*Directions for this task*.
Find all lines in the listing that include the word "rouler", then copy them.
┌────────
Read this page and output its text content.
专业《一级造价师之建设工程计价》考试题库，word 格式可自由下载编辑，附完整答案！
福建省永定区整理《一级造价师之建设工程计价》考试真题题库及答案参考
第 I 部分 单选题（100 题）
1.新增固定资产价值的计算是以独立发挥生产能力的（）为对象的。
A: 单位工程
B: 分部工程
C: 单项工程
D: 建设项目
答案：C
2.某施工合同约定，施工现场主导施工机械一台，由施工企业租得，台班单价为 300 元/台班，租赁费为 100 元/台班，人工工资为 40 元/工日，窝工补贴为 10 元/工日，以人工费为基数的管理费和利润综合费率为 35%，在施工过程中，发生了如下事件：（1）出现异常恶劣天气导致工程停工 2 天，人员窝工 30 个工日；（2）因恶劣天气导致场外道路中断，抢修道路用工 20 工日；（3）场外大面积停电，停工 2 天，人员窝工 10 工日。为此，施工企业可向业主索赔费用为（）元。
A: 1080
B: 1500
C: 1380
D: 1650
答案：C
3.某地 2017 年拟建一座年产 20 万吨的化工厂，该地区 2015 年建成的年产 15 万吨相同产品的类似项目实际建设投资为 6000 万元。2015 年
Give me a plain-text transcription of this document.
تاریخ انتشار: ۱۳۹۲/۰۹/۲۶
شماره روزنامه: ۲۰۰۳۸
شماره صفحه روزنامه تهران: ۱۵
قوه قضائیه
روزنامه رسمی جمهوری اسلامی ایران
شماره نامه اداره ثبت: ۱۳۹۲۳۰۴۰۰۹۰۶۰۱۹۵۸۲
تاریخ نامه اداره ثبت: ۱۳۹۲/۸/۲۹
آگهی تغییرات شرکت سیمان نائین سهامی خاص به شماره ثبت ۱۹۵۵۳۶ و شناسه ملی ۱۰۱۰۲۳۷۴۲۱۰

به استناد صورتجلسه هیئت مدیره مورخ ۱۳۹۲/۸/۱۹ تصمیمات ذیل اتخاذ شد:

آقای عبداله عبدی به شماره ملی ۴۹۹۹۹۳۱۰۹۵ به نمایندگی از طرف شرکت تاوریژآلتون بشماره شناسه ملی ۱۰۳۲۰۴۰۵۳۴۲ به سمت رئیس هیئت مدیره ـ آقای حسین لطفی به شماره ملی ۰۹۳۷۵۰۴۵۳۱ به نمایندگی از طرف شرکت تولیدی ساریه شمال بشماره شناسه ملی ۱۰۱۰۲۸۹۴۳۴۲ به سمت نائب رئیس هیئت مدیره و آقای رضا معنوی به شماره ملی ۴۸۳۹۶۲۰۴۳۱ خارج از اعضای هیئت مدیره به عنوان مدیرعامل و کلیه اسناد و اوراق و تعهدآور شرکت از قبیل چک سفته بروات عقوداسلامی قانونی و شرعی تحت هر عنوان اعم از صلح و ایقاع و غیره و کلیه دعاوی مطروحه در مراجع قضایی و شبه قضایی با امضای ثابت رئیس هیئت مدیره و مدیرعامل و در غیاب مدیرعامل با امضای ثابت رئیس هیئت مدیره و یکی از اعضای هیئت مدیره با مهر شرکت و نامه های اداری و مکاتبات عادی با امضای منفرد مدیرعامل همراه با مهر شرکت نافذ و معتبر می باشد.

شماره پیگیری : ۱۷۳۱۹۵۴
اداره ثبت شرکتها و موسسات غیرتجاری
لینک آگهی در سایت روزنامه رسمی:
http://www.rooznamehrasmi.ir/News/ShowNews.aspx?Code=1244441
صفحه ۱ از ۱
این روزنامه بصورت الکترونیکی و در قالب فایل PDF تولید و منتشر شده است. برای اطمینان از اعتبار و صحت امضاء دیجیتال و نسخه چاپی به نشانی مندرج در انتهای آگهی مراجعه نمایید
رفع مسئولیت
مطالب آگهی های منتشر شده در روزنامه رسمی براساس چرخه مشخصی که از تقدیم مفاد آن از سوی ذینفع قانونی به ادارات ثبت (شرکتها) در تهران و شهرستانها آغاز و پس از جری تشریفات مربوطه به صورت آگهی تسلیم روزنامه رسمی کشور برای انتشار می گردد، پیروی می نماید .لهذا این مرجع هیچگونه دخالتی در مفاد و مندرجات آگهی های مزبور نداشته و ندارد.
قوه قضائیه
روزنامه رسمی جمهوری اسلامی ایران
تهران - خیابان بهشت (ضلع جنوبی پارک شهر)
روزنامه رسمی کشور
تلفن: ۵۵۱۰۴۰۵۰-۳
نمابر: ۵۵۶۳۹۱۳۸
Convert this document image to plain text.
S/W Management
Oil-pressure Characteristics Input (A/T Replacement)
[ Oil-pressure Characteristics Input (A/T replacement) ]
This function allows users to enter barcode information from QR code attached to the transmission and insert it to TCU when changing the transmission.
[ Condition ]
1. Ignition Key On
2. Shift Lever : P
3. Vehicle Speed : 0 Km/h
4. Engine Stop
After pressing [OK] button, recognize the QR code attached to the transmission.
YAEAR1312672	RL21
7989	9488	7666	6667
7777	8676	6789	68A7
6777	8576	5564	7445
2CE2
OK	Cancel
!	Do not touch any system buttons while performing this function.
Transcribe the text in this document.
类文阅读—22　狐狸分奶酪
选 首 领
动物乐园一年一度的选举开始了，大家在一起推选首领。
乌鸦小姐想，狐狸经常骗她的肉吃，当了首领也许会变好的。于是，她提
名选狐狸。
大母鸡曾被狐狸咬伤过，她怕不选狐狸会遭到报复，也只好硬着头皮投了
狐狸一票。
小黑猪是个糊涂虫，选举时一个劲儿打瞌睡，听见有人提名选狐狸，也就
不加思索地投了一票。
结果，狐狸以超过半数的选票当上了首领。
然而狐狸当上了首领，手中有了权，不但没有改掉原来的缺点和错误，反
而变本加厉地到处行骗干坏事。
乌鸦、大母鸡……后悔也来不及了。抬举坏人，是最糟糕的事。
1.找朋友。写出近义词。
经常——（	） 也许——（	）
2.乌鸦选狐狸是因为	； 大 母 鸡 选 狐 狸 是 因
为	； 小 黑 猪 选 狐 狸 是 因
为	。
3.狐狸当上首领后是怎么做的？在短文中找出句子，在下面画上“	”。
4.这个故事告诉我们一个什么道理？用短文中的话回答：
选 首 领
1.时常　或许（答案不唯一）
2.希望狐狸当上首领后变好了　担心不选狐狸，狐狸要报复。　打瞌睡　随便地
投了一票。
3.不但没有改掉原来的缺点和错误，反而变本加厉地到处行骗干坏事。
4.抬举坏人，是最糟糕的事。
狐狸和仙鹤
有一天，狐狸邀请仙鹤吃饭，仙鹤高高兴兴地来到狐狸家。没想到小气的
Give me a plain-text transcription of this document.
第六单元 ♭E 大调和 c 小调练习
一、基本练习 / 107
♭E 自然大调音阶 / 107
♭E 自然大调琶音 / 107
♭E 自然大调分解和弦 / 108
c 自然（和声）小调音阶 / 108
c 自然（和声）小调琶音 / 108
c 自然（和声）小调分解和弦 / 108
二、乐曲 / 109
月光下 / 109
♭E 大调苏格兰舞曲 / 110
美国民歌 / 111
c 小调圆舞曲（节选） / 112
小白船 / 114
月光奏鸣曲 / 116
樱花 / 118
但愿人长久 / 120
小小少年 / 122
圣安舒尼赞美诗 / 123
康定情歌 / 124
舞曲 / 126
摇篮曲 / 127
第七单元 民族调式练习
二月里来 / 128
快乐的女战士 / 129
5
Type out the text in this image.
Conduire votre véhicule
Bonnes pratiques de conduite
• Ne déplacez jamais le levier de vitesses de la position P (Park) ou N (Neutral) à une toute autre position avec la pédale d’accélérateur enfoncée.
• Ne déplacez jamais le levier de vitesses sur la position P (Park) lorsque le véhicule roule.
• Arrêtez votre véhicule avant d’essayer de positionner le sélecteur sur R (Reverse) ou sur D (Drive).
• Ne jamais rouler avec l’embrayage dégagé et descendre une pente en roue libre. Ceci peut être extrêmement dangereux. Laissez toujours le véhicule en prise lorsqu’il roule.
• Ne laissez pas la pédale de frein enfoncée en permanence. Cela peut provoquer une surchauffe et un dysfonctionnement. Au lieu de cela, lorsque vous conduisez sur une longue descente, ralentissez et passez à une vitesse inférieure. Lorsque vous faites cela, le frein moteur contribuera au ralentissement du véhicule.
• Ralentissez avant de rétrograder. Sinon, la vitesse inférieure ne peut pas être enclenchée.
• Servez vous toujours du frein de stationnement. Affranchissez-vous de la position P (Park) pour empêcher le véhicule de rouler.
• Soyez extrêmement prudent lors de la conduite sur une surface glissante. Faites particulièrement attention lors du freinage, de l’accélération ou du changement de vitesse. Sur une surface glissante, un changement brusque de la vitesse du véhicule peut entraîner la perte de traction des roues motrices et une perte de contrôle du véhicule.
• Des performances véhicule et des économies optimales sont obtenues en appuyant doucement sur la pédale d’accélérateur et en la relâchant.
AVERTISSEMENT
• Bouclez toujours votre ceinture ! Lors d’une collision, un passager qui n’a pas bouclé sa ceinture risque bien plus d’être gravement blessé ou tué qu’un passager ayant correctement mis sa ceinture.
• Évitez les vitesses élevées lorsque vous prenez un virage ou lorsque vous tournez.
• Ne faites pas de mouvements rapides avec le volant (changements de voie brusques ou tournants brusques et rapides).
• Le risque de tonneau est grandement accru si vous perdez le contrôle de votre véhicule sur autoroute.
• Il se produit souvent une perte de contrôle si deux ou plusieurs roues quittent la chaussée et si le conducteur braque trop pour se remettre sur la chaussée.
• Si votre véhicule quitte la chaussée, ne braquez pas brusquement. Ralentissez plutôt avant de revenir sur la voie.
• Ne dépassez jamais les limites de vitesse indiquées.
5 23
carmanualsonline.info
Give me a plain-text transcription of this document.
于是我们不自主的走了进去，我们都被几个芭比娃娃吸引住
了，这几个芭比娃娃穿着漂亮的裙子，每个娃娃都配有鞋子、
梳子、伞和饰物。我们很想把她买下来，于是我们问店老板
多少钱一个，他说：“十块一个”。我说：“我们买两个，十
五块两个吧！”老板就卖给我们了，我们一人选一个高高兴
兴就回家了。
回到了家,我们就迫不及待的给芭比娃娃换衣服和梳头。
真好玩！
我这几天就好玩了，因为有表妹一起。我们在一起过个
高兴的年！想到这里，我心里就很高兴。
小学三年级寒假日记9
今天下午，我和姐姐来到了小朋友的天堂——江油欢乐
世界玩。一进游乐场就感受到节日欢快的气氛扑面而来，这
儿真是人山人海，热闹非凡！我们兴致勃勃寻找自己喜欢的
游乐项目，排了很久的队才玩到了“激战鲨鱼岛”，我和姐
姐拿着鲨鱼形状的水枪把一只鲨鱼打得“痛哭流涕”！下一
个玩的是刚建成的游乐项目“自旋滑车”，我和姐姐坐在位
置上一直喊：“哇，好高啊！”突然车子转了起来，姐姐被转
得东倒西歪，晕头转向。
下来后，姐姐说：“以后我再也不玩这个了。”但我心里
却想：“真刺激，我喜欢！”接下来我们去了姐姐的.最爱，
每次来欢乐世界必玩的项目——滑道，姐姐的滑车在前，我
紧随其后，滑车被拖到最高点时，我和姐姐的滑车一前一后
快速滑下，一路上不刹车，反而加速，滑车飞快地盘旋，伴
└────────
*Full solution*.
• Ne jamais rouler avec l’embrayage dégagé et descendre une pente en roue libre. Ceci peut être extrêmement dangereux. Laissez toujours le véhicule en prise lorsqu’il roule.
• Servez vous toujours du frein de stationnement. Affranchissez-vous de la position P (Park) pour empêcher le véhicule de rouler.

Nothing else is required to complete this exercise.